Task brief:
Tally all lines containing the word "that". Give the number alone.

Available data:
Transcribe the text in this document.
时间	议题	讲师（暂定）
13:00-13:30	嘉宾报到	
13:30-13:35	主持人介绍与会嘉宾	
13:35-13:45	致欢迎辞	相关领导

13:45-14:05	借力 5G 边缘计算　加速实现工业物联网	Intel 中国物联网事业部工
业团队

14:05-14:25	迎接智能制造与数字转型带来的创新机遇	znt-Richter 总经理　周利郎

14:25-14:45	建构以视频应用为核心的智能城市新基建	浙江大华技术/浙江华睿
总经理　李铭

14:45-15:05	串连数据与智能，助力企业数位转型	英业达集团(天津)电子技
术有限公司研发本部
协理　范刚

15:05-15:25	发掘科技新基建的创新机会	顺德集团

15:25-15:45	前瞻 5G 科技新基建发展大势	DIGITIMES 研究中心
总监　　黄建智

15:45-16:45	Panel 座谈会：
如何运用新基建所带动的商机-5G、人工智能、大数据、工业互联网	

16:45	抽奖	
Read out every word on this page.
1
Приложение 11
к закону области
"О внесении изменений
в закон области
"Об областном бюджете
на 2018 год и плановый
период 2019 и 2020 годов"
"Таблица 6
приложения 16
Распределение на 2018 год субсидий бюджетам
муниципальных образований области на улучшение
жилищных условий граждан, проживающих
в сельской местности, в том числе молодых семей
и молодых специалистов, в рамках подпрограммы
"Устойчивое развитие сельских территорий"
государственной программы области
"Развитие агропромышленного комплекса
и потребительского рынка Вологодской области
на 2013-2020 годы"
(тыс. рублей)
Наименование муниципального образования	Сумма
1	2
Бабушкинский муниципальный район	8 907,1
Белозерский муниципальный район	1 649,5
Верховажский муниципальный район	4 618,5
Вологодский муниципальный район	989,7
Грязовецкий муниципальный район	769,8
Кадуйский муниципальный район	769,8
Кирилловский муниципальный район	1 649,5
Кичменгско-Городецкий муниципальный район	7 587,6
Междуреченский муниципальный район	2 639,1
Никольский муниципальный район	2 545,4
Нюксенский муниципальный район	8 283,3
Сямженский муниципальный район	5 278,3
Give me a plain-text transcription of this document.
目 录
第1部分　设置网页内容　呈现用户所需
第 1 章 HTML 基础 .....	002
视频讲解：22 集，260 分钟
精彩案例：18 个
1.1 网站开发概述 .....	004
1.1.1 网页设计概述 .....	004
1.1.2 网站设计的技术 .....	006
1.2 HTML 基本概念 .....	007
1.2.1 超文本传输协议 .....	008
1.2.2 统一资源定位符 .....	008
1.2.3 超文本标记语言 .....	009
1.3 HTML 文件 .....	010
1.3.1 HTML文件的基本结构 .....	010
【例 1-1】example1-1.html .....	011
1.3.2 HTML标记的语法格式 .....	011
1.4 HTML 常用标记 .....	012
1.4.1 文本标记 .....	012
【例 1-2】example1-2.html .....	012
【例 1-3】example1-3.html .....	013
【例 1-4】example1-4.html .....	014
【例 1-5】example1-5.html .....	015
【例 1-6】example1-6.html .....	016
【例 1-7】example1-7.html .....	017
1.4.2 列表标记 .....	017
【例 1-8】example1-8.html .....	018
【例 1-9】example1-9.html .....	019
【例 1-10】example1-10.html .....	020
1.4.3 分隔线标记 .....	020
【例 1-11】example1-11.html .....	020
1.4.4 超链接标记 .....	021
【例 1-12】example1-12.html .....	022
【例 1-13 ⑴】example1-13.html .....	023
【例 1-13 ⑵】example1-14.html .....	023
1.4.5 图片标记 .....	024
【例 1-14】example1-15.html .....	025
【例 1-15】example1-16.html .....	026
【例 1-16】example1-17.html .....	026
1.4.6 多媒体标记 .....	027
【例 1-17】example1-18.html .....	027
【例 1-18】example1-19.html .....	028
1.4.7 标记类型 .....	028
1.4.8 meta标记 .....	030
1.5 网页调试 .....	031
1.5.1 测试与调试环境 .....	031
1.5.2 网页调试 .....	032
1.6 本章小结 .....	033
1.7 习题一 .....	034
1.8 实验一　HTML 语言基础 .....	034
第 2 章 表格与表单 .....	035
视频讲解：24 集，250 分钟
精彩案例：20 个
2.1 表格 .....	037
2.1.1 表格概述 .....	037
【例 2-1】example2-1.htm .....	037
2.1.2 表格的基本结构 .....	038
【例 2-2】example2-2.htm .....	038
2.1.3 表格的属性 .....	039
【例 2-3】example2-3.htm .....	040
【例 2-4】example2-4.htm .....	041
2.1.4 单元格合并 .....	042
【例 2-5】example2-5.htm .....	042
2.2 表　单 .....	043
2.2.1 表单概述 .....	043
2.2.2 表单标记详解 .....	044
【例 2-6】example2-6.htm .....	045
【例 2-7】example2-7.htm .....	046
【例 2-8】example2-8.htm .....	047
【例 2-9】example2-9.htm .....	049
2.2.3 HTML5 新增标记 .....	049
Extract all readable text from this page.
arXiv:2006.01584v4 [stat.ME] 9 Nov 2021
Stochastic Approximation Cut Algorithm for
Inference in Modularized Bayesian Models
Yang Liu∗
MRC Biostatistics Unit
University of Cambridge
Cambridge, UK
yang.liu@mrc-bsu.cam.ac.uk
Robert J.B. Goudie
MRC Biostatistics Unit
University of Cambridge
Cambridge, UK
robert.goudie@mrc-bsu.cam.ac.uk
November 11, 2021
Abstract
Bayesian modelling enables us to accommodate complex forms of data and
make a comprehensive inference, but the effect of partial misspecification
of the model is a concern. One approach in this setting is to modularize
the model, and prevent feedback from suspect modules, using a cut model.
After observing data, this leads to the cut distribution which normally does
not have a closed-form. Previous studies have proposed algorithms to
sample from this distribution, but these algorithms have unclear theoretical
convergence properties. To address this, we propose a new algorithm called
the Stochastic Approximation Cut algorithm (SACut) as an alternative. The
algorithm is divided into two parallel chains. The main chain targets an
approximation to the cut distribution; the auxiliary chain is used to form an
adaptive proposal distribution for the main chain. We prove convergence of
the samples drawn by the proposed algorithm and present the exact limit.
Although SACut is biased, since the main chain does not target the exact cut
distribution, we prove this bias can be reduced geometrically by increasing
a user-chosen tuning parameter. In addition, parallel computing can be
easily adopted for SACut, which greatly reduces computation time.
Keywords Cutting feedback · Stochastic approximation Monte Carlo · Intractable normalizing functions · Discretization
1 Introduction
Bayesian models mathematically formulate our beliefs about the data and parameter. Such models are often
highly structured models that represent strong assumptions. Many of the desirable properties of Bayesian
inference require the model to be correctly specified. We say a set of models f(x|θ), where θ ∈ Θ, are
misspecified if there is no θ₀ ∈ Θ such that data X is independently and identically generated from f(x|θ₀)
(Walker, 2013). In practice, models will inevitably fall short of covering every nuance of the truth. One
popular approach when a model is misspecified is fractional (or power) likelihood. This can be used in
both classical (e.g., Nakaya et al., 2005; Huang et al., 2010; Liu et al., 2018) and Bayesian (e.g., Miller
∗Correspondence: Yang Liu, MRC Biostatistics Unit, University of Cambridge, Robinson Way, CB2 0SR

Reply to the exercise:
2